→ **TUGAS ANDA**: Lanjutkan bacaan tentang ketimpangan kelas sosial dan kemiskinan, mulai setelah kalimat terakhirnya.

→ **BACAAN**:
━━━━
Secara umum, situasi ini dapat dijelaskan sebagai berikut:
- Di masyarakat, ada kelas-kelas sosial yang terbagi berdasarkan kekayaan: kelas atas yang berjumlah kecil tapi kaya raya, kelas menengah yang jumlahnya lebih banyak tapi kekayaannya sedang-sedang saja, dan kelas bawah yang paling banyak jumlahnya tapi hanya mendapat bagian sedikit dari kekayaan. Ini menunjukkan ketimpangan.
- Ada konflik kepentingan antar kelas yang sering kali tidak terlihat.
- Ketimpangan ini terjadi karena aturan dibuat oleh segelintir orang yang diuntungkan, sementara kelompok lain dirugikan, terutama kelas bawah. Ini adalah bentuk penindasan.
- Orang-orang kaya bisa membuat aturan ini karena mereka punya kekuasaan lebih.
- Ketidakadilan ini berlangsung lama karena kelas bawah sering kali tidak sadar bahwa mereka sedang ditindas.
- Situasi diperburuk dengan munculnya budaya persaingan yang tidak sehat dan ketidakpedulian sosial.
- Kelas bawah atau kelompok yang tertindas sering kali miskin secara ekonomi, politik, dan sosial.
- Untuk memperjuangkan keadilan, kita harus sadar betapa pentingnya ikut dalam pembuatan kebijakan. Selain itu, kita juga perlu memperjuangkan nilai-nilai persaudaraan, kerjasama, dan kesetaraan.
Masalah ekonomi yang kian hari berkelindan, terutama terkait pasar, distribusi kekayaan, dan kompetisi yang semakin memperlebar tamu kemiskinan. Kemiskinan global membuat lebih dari 21.000 anak meninggal setiap harinya akibat kelaparan dan penyakit yang sebenarnya bisa dicegah (UNICEF, 2005). Data terbaru menunjukkan bahwa lebih dari 9 juta anak di bawah usia lima tahun meninggal setiap tahun karena kelaparan dan penyakit yang sebenarnya bisa dicegah. Penyebab utamanya adalah kombinasi dari krisis global seperti konflik, perubahan iklim, dan meningkatnya harga pangan. UNICEF juga mencatat bahwa satu dari empat anak mengalami kekurangan gizi, yang berdampak buruk pada pertumbuhan fisik dan perkembangan otak mereka. Kondisi ini memperburuk masa depan mereka secara jangka panjang.
━━━━
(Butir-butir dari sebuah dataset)
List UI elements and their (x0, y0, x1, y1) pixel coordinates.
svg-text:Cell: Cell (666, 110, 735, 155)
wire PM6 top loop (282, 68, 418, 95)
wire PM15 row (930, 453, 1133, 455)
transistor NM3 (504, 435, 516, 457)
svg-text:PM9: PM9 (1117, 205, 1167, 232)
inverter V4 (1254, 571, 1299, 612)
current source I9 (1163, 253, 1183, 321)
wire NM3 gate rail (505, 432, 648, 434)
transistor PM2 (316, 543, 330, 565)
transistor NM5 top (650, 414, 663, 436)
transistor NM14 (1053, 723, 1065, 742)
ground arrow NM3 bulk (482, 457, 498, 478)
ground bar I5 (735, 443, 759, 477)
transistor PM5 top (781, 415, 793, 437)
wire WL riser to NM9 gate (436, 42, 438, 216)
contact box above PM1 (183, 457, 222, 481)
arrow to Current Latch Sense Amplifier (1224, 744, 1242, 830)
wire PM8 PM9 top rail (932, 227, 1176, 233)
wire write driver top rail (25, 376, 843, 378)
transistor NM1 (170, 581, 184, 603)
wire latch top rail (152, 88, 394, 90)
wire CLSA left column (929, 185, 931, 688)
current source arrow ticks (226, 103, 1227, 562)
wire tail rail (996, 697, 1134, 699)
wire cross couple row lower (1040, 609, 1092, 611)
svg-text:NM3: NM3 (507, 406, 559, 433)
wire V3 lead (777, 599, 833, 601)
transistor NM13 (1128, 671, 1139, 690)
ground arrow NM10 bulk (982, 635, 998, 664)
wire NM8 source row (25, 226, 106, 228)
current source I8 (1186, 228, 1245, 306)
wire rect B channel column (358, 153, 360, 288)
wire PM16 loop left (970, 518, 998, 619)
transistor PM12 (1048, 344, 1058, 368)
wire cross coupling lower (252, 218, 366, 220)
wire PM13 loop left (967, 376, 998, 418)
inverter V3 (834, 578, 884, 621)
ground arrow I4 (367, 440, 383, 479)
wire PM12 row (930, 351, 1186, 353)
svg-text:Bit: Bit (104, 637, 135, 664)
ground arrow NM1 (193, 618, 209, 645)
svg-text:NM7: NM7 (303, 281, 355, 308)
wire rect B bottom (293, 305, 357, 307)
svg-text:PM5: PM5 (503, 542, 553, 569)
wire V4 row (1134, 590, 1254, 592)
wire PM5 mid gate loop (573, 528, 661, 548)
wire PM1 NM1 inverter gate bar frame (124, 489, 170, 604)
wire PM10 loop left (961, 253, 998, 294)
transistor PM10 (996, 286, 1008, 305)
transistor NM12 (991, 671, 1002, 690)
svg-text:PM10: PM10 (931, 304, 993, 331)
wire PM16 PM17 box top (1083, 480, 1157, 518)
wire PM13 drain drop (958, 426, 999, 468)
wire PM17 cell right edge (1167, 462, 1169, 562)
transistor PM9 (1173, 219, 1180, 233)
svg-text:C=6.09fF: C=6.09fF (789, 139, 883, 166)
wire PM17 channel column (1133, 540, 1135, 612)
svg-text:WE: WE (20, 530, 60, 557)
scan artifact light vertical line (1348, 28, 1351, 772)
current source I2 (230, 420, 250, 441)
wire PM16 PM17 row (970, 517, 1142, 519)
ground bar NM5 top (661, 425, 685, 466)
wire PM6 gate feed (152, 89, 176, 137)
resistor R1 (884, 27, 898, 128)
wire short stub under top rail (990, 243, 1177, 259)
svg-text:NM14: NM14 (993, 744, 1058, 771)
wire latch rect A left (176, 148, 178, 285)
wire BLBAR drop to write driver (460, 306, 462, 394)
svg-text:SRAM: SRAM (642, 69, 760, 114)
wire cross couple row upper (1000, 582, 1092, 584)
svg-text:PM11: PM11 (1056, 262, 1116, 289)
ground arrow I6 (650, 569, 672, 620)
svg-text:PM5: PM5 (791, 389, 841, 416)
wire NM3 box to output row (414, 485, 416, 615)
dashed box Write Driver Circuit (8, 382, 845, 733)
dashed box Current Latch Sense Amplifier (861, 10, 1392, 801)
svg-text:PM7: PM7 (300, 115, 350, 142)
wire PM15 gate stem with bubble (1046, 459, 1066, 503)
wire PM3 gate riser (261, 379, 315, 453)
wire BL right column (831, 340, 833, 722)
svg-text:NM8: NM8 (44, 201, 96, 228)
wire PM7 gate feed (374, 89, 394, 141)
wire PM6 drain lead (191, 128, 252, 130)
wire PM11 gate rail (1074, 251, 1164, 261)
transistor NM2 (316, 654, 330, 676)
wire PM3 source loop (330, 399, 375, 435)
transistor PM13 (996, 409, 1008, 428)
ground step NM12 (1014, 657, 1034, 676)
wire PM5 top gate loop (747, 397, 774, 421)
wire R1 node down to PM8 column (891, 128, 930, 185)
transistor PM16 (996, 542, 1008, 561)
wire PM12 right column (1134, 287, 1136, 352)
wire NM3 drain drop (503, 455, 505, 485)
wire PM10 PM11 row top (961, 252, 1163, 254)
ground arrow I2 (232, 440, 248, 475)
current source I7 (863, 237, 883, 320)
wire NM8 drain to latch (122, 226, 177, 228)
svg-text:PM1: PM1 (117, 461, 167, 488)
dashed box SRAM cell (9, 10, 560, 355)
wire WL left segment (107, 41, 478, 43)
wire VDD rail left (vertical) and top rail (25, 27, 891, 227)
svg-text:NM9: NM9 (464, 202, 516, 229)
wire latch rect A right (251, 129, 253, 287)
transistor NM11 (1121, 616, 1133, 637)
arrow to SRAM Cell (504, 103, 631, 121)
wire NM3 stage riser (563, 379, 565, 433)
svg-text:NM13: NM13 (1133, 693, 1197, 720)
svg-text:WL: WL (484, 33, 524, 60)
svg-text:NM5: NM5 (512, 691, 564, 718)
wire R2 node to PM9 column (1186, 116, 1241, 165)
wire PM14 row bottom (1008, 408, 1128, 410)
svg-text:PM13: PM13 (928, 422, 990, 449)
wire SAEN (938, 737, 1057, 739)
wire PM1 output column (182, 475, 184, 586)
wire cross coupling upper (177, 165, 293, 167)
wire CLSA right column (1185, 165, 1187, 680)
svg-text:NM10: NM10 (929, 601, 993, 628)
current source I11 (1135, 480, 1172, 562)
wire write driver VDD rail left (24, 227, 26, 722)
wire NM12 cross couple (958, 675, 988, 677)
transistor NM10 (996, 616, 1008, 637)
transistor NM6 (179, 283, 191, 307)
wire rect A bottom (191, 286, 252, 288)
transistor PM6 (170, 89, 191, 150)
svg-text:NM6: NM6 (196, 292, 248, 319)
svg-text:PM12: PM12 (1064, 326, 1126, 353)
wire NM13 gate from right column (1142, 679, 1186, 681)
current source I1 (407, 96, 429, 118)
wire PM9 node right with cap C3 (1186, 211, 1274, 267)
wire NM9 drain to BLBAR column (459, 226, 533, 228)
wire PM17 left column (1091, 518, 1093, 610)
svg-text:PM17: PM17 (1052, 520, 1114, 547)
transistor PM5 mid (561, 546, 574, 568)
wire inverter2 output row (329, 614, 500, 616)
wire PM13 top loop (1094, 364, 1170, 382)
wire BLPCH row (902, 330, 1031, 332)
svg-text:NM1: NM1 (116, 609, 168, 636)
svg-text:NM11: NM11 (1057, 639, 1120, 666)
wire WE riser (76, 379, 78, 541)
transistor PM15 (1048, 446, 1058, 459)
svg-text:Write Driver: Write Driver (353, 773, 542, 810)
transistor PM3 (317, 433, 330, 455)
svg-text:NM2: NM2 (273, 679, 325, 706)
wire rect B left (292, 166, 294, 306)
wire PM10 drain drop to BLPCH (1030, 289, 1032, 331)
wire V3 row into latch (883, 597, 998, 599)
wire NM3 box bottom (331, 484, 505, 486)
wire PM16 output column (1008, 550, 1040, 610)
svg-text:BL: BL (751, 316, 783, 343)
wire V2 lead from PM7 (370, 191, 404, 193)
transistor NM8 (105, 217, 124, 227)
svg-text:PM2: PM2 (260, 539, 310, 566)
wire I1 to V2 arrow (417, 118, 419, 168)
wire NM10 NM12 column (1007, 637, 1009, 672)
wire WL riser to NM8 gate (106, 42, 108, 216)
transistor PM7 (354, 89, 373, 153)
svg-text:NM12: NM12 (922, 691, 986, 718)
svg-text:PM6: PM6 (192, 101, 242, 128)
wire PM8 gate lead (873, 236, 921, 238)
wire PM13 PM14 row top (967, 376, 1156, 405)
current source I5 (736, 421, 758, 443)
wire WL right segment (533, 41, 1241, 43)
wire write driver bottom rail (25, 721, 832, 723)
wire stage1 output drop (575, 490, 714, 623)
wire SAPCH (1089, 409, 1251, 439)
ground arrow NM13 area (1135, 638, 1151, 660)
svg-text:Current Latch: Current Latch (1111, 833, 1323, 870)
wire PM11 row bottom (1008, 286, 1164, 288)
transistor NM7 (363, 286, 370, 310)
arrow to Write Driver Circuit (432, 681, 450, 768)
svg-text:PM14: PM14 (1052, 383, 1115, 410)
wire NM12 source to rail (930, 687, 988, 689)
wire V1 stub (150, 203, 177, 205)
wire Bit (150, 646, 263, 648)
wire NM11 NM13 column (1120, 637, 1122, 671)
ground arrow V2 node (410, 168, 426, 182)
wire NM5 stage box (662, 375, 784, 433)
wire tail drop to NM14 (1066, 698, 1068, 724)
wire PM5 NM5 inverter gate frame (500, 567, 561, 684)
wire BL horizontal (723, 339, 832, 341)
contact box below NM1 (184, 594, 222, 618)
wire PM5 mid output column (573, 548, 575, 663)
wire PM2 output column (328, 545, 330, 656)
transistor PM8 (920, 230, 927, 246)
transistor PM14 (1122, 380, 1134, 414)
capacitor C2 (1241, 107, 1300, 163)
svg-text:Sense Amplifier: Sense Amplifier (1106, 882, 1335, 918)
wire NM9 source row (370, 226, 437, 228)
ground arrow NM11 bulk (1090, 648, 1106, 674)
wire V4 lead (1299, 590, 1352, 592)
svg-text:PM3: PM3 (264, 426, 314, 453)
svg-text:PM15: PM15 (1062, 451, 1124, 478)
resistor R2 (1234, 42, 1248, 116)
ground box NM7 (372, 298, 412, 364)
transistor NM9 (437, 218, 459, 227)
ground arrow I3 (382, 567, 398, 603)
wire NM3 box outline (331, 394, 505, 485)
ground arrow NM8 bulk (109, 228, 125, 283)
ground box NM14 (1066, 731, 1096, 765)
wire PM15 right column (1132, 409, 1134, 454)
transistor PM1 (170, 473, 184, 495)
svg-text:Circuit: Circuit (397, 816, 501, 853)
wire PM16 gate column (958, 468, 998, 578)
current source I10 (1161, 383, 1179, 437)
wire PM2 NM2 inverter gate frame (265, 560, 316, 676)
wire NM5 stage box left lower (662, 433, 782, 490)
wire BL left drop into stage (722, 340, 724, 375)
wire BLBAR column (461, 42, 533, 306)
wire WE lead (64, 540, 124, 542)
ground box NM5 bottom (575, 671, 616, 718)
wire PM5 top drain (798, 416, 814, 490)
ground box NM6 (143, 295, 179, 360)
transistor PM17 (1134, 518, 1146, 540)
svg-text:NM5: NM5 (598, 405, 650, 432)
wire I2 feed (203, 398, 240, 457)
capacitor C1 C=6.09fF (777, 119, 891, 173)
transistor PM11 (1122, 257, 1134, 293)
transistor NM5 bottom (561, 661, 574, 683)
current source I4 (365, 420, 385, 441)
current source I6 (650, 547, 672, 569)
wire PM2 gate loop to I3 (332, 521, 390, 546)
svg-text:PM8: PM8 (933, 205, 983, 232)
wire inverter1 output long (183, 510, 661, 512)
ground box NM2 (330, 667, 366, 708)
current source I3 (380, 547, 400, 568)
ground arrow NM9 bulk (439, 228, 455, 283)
━━━━
→ **BAGIAN JAWABAN**:
Secara global, lebih dari setengah penduduk dunia sekitar 3 miliar orang hidup dengan pendapatan kurang dari $2,50 per hari (World Bank, 2008). Data terbaru dari Bank Dunia menunjukkan bahwa pada 2023, sekitar setengah dari populasi dunia hidup dengan pendapatan kurang dari US$6,85 per hari. Angka ini menggambarkan garis kemiskinan yang lebih tinggi dibandingkan standar kemiskinan ekstrem sebesar US$2,15 per hari yang sering digunakan sebelumnya. Kesenjangan pendapatan masih tinggi di negara-negara berkembang, khususnya di Sub-Sahara Afrika dan Asia Selatan, di mana sebagian besar populasi hidup di bawah garis kemiskinan tersebut. Penurunan kemiskinan global telah melambat, terutama karena dampak pandemi COVID-19. Ini menunjukkan bahwa kemiskinan masih menjadi masalah besar yang harus segera diatasi.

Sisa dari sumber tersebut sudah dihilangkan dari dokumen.